▶ TASK PROMPT
Looking through the listing, how many of its lines hold the word "path"? Answer with only the number.

═════ DATA

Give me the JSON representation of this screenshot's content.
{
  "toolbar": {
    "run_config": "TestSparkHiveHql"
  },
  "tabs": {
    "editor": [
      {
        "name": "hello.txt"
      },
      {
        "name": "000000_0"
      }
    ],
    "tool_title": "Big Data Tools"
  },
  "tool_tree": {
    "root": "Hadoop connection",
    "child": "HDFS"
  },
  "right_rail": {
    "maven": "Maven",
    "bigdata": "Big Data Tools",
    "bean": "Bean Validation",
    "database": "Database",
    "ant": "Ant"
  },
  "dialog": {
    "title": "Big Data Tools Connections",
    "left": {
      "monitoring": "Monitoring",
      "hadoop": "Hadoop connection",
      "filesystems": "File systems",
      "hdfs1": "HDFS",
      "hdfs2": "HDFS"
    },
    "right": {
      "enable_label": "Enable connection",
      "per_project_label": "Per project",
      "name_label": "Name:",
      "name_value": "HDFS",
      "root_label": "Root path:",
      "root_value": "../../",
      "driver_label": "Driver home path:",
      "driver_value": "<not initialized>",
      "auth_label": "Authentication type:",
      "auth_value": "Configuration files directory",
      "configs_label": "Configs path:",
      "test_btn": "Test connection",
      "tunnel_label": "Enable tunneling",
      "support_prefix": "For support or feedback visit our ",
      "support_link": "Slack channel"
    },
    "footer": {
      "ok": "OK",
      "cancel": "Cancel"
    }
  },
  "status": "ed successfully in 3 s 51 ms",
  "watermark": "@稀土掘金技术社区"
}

══════════
═════ DATA

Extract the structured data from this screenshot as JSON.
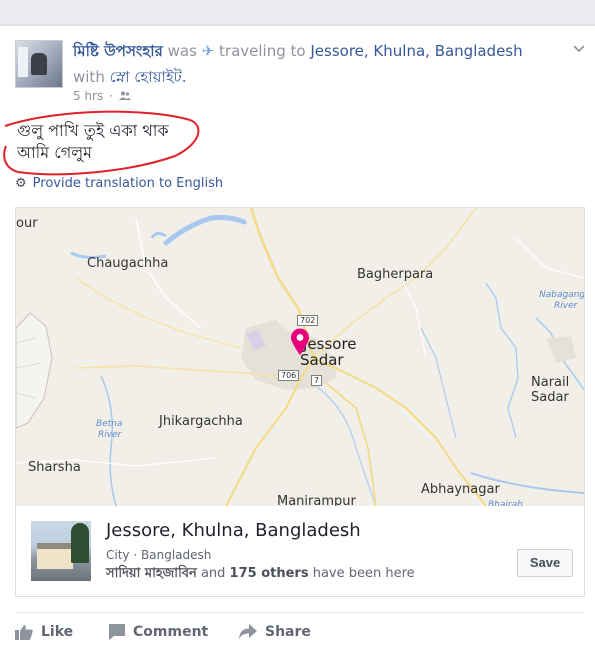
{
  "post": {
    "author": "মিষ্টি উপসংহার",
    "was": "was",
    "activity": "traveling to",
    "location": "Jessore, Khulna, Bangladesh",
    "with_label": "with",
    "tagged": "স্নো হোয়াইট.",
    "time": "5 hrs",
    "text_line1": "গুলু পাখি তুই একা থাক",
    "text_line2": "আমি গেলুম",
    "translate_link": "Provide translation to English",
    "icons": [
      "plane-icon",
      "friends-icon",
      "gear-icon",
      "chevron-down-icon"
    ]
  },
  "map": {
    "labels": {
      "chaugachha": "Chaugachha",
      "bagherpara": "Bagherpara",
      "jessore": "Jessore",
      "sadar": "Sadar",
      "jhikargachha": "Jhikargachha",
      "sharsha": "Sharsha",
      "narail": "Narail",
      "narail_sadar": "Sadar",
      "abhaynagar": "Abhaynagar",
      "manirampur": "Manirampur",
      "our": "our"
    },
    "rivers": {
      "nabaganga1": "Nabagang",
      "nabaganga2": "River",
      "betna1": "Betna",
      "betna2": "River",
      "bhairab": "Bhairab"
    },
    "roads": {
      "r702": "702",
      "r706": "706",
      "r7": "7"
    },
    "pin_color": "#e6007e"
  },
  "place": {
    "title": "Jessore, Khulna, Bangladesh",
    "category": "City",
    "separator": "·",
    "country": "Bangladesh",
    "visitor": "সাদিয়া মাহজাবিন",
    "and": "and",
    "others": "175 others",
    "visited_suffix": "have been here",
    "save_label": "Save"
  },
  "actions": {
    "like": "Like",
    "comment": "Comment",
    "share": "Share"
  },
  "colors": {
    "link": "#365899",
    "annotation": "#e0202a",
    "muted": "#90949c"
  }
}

══════════

▶ SOLUTION
3